### [Stated task]
In the data that follows, count each line holding the string "CNPJ"; answer with the number only.

### [Task data]

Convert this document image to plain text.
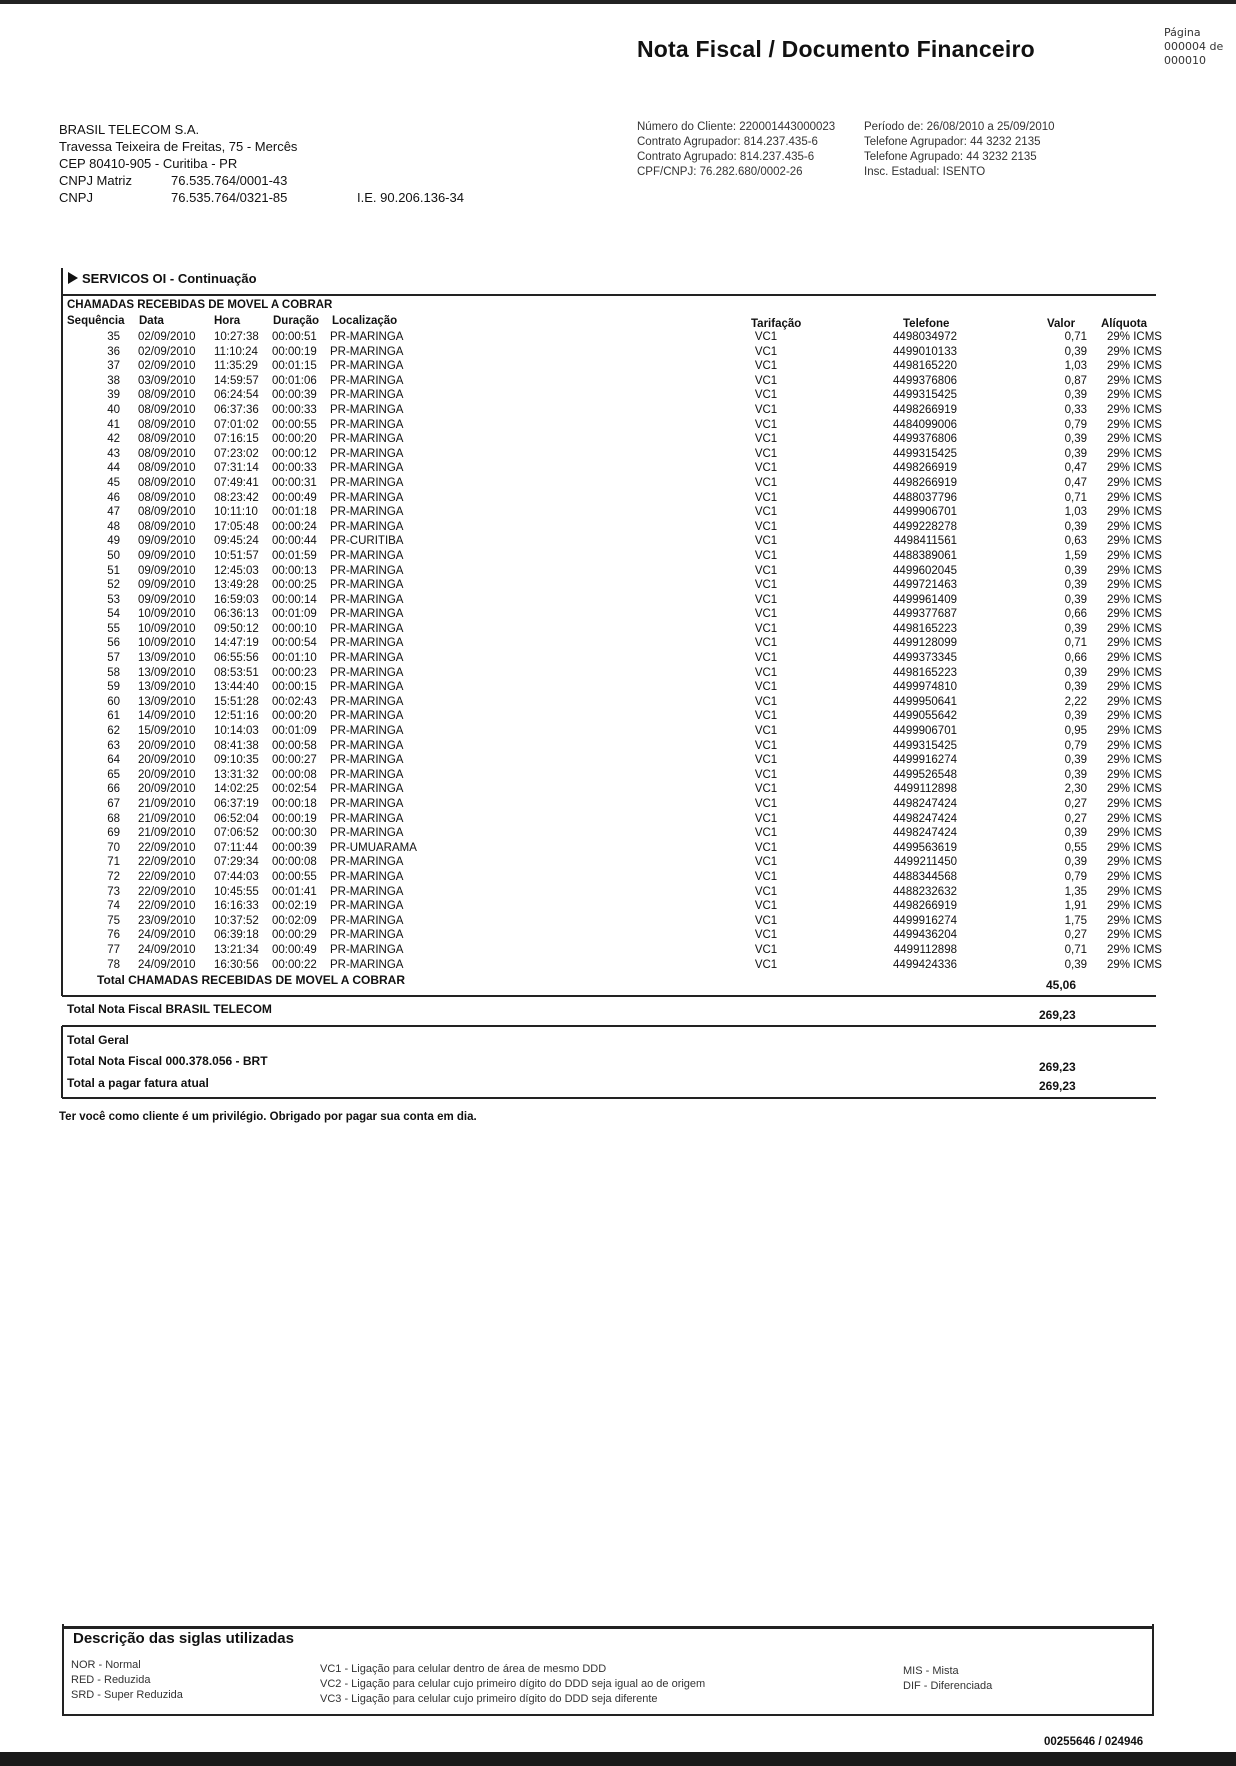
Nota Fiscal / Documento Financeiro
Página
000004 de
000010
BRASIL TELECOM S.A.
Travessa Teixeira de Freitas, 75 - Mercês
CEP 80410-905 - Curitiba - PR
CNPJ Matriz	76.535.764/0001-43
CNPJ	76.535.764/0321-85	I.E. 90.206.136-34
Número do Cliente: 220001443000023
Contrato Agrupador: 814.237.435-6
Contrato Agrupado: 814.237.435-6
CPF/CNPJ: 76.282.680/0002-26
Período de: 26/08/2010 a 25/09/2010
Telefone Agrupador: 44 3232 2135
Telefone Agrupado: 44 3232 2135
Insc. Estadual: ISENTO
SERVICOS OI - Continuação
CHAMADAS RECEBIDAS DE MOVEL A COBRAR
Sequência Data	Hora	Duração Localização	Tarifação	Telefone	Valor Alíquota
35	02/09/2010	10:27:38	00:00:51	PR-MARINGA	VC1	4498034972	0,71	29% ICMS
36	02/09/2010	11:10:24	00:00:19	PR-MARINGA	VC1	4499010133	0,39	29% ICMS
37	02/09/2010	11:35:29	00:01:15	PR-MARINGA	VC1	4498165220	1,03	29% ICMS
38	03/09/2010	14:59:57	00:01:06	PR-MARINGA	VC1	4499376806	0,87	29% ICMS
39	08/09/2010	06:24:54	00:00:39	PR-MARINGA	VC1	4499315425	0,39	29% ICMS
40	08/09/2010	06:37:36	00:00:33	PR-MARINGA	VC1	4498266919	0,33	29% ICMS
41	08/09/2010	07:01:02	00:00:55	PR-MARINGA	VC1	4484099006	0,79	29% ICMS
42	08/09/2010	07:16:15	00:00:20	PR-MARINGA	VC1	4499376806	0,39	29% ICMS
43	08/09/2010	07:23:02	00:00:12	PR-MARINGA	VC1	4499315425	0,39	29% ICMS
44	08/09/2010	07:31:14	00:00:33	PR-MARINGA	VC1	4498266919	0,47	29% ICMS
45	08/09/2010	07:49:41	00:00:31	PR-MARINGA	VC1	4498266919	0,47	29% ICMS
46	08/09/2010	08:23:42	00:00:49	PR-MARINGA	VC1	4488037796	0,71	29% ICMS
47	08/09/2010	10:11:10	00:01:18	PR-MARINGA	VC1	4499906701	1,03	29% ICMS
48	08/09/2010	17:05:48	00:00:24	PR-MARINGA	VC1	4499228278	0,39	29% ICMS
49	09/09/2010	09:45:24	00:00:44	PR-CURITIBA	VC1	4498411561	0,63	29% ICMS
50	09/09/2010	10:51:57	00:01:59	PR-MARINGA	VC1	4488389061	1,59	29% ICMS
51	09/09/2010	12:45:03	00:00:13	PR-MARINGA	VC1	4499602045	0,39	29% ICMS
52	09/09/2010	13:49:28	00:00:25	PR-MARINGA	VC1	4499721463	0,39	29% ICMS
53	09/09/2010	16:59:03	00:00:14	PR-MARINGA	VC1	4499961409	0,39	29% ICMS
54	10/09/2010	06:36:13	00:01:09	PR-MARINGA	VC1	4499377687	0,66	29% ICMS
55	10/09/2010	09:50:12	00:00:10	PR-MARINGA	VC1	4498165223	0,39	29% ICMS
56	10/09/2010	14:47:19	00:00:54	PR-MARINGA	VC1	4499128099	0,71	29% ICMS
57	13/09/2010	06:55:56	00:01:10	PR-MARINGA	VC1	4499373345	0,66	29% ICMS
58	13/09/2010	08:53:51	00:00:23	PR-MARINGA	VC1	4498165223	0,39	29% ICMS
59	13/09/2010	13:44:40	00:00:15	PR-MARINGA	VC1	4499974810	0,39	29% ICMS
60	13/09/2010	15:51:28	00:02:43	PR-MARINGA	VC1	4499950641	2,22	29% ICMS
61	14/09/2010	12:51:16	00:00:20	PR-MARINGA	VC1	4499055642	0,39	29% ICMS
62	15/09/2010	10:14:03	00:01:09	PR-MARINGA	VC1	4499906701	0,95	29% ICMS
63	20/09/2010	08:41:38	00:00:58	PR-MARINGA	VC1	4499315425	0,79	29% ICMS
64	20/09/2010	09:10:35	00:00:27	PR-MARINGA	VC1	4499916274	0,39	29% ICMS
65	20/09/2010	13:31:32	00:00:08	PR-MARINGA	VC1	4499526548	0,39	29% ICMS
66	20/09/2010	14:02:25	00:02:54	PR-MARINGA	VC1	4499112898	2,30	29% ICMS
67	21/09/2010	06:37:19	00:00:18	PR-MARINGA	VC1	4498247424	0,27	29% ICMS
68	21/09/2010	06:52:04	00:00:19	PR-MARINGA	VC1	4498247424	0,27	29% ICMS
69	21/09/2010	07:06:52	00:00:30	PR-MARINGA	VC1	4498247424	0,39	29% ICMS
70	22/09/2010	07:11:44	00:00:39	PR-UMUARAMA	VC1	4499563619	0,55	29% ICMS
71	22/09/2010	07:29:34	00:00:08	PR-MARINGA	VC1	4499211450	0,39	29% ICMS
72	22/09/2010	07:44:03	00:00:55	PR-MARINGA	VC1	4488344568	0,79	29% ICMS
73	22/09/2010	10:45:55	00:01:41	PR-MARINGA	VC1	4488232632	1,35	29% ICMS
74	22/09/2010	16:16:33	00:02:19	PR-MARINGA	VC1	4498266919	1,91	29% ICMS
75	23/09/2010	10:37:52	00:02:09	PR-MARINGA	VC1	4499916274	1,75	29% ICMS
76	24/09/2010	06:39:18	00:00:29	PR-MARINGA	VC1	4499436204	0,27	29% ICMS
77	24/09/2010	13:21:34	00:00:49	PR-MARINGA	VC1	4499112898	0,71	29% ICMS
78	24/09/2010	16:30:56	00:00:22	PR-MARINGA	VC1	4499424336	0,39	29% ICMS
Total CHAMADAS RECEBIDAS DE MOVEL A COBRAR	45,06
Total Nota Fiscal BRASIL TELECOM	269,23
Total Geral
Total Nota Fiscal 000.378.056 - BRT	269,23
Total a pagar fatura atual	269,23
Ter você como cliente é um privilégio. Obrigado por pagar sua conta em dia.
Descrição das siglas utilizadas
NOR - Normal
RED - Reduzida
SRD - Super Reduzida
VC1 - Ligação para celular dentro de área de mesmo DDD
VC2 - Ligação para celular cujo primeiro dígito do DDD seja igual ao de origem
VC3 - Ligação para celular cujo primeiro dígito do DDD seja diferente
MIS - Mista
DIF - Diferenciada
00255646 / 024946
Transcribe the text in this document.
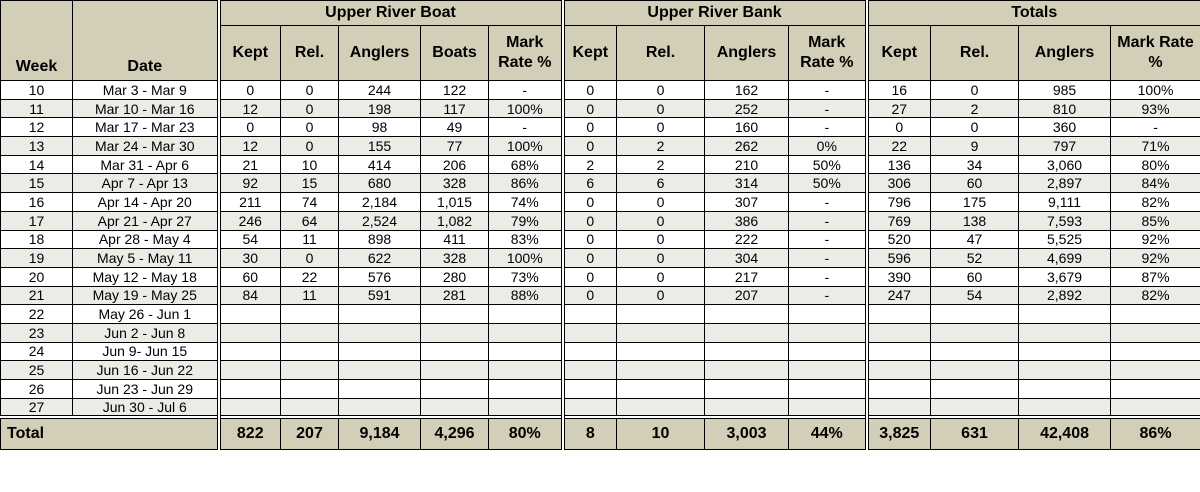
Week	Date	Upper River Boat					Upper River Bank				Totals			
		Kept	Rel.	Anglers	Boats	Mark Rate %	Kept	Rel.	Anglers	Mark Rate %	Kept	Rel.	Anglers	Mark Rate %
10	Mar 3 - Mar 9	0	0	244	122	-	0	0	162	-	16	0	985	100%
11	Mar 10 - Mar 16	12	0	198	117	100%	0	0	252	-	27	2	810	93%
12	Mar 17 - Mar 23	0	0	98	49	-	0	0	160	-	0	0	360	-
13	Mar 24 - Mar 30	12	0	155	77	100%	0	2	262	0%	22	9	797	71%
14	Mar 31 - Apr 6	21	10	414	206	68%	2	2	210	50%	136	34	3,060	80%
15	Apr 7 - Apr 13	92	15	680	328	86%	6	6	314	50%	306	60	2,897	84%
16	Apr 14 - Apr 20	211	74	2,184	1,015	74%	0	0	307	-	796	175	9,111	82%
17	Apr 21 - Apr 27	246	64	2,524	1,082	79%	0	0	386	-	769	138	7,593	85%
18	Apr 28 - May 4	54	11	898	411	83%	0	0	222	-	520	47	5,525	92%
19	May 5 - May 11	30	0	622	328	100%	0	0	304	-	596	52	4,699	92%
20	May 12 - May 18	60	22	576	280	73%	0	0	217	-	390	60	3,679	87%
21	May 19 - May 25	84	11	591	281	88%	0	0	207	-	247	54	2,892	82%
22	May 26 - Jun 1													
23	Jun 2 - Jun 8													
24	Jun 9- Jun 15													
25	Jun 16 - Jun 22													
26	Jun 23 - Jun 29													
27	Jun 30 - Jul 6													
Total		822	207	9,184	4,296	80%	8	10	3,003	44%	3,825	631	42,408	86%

### [Answer to this problem]
3